## What the task asks
Check each line below for the word "samples", and copy those that have it.

## Figure dataset records

____________________

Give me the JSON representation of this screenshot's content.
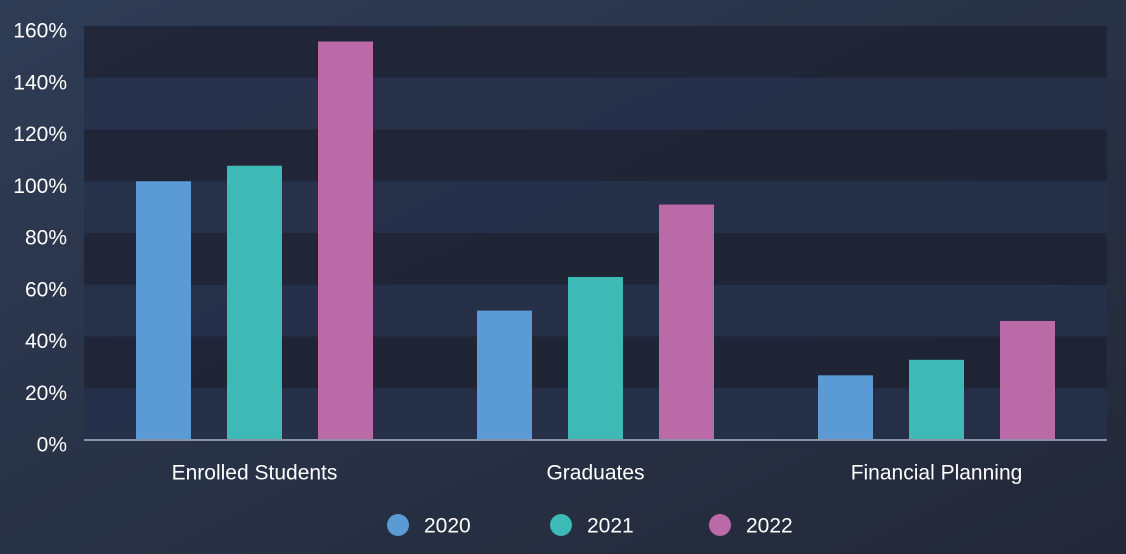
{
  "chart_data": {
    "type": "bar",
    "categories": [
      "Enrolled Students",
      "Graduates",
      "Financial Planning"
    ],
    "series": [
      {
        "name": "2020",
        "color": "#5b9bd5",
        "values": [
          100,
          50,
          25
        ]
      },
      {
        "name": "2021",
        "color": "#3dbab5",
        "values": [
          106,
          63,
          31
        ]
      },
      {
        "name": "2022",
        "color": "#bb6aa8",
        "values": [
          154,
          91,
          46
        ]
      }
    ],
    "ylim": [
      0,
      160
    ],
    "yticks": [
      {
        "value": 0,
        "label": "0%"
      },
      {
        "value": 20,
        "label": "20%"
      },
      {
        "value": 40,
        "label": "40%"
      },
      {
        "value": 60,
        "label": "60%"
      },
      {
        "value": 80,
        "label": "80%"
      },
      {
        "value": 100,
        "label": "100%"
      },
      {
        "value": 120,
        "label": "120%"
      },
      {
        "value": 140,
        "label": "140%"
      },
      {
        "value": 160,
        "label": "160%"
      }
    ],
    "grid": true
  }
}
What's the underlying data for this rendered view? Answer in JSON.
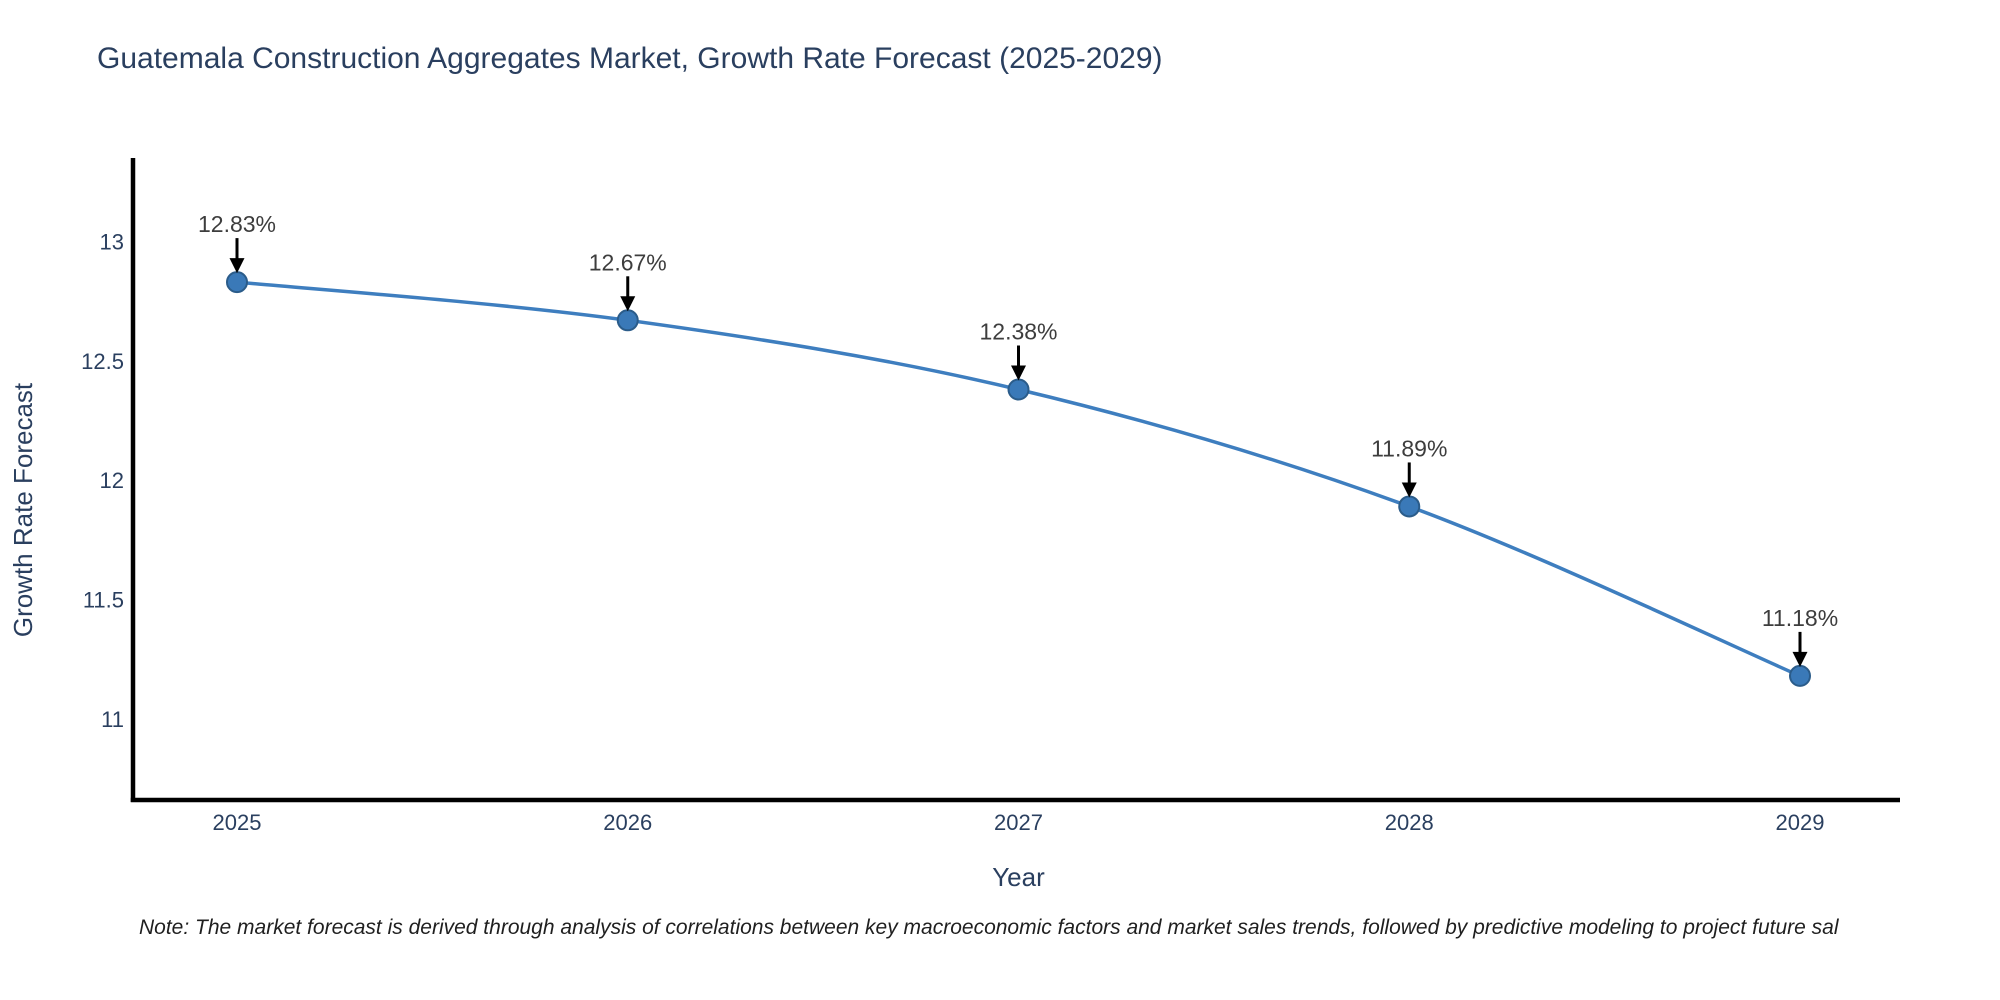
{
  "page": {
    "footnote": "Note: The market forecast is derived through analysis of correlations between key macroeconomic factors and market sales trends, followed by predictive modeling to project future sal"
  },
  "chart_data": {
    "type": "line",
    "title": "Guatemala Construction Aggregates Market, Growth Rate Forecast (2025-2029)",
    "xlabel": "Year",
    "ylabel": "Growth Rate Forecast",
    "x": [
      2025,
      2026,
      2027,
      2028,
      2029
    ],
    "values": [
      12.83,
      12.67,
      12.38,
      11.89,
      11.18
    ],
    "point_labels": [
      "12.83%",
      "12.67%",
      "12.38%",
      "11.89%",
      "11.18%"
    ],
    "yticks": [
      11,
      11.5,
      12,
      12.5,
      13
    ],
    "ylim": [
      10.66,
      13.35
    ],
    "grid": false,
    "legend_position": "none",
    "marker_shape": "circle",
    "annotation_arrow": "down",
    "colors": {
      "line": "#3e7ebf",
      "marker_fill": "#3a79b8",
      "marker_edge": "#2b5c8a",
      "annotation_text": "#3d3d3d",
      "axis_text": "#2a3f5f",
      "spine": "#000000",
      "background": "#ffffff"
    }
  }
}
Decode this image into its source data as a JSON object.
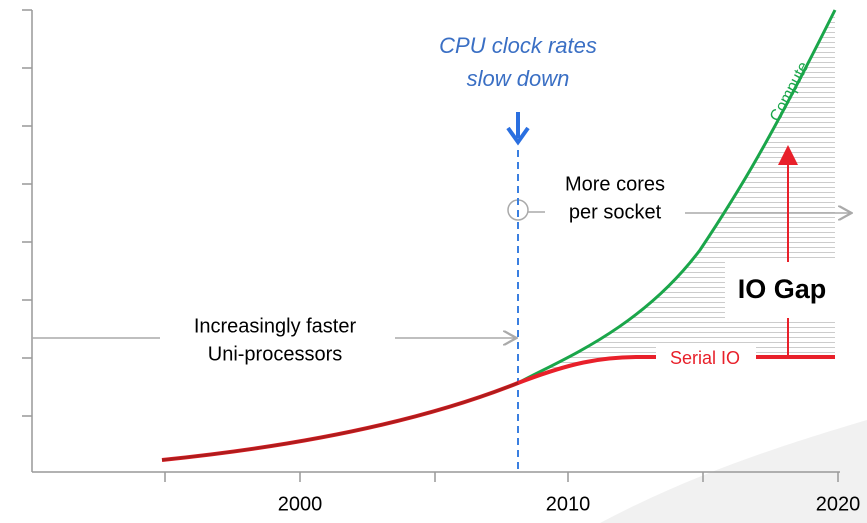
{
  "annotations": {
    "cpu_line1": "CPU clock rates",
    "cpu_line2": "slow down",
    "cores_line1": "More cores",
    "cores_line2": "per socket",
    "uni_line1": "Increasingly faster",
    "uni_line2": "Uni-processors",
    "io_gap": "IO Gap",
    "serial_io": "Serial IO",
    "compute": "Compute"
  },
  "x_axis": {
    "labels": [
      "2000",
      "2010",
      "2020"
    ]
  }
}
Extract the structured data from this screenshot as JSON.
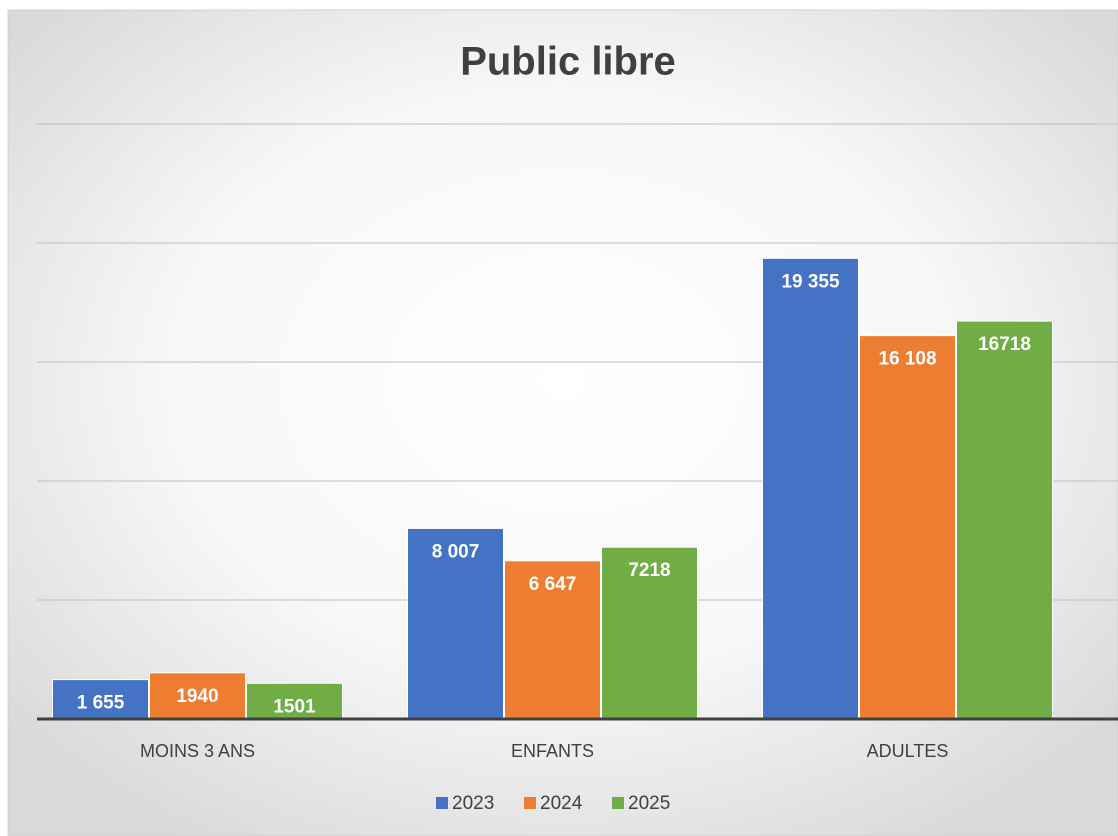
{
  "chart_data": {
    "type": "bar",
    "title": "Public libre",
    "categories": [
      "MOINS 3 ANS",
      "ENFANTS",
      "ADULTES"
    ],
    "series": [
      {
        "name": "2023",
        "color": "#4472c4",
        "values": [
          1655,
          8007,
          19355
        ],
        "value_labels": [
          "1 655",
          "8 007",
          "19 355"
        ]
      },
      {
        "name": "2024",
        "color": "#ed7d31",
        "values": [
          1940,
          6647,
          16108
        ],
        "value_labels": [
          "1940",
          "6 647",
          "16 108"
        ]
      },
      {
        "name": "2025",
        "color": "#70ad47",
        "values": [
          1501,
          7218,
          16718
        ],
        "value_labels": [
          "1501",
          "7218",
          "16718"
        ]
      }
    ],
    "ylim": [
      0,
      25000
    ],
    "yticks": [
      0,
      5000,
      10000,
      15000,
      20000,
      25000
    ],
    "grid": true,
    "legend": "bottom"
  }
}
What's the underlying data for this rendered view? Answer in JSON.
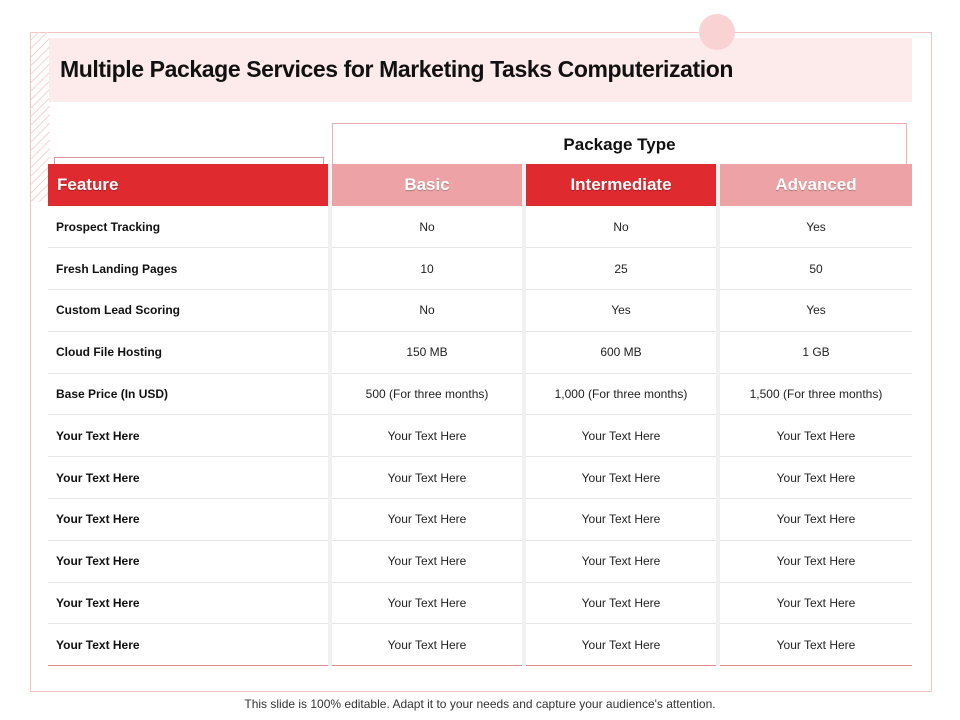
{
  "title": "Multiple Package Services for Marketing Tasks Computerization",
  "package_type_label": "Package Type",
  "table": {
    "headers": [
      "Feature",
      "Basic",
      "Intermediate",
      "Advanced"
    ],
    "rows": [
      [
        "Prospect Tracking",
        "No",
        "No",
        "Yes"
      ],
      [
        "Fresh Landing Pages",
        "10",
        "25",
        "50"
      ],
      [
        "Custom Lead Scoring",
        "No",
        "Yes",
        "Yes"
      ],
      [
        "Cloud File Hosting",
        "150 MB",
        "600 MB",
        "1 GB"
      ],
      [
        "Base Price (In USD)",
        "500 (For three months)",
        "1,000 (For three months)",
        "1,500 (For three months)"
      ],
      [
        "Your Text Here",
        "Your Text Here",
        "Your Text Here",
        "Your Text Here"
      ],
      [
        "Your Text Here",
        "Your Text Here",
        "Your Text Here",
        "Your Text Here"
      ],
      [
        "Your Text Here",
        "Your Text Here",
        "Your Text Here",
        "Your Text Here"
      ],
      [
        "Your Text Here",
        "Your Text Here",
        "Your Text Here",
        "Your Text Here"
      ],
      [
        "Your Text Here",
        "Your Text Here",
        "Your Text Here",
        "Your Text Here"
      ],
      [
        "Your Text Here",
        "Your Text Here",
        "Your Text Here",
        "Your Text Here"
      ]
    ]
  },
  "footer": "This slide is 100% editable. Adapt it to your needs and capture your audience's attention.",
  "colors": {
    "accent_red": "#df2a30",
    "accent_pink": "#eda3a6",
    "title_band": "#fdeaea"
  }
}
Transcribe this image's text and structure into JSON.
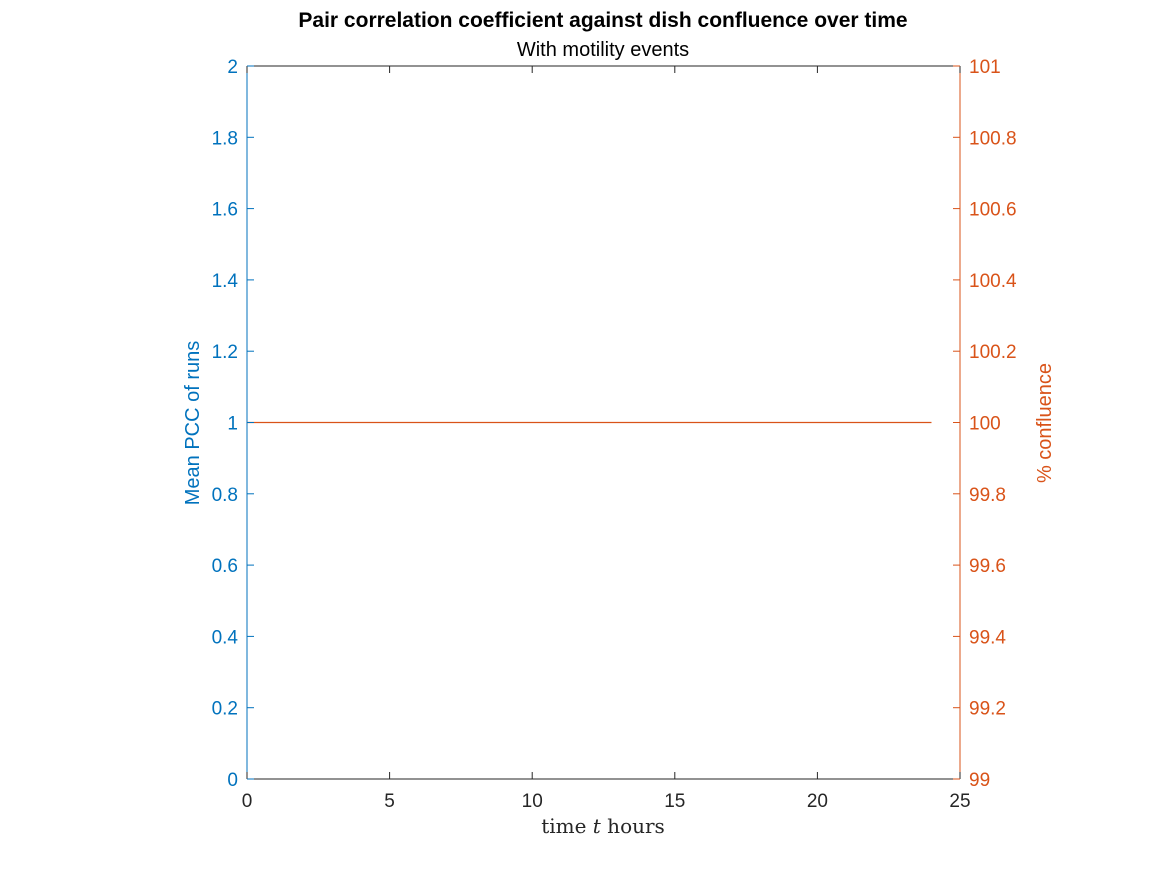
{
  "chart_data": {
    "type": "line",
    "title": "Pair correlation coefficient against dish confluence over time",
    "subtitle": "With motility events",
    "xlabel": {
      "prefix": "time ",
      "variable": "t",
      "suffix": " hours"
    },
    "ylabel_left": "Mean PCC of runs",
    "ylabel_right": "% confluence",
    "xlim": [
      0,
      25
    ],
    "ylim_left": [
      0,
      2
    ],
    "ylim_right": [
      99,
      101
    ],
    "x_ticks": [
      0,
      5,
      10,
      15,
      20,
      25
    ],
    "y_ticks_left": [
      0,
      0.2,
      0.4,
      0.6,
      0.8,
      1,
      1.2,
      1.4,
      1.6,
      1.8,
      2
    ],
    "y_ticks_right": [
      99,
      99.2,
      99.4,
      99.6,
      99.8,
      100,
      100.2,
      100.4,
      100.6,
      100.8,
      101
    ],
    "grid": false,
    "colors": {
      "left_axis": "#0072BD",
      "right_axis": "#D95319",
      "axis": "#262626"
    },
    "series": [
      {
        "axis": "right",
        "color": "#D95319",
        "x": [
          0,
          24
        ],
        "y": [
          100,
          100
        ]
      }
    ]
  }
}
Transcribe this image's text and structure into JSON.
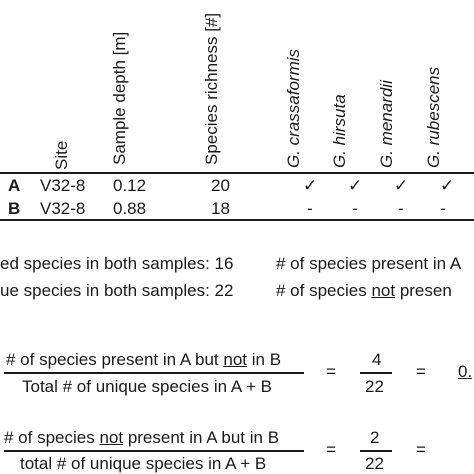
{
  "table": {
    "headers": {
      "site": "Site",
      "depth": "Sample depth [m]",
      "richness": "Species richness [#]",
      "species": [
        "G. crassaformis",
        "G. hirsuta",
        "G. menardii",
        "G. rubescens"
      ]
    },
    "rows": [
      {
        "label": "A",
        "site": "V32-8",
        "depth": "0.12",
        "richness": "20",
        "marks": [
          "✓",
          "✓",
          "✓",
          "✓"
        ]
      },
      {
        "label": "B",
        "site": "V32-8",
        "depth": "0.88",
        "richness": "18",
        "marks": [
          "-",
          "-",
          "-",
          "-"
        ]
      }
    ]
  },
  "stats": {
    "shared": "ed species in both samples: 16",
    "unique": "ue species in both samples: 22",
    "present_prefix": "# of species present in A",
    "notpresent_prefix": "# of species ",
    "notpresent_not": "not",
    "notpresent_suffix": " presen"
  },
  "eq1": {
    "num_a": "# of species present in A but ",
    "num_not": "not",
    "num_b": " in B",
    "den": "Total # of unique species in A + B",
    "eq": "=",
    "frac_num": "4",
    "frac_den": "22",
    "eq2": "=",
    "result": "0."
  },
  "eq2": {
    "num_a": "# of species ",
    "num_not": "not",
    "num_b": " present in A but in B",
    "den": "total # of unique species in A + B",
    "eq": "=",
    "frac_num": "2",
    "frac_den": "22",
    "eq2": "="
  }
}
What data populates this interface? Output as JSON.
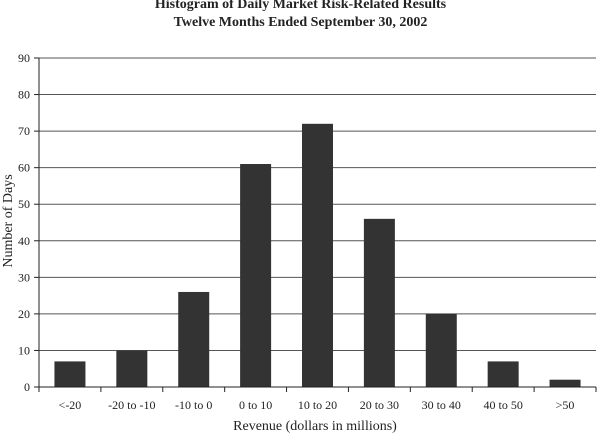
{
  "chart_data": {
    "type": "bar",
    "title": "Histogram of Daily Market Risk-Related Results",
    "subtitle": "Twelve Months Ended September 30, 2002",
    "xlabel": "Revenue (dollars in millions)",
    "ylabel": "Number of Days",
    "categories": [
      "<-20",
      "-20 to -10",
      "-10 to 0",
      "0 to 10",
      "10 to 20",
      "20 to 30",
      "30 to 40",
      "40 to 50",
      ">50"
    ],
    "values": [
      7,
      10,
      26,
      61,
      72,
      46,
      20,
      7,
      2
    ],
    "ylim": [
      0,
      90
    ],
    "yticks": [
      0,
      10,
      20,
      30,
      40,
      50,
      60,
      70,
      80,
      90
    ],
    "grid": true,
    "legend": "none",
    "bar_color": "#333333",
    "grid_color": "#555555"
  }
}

____________________

## Expected output
    "shared": "ed species in both samples: 16",
    "unique": "ue species in both samples: 22",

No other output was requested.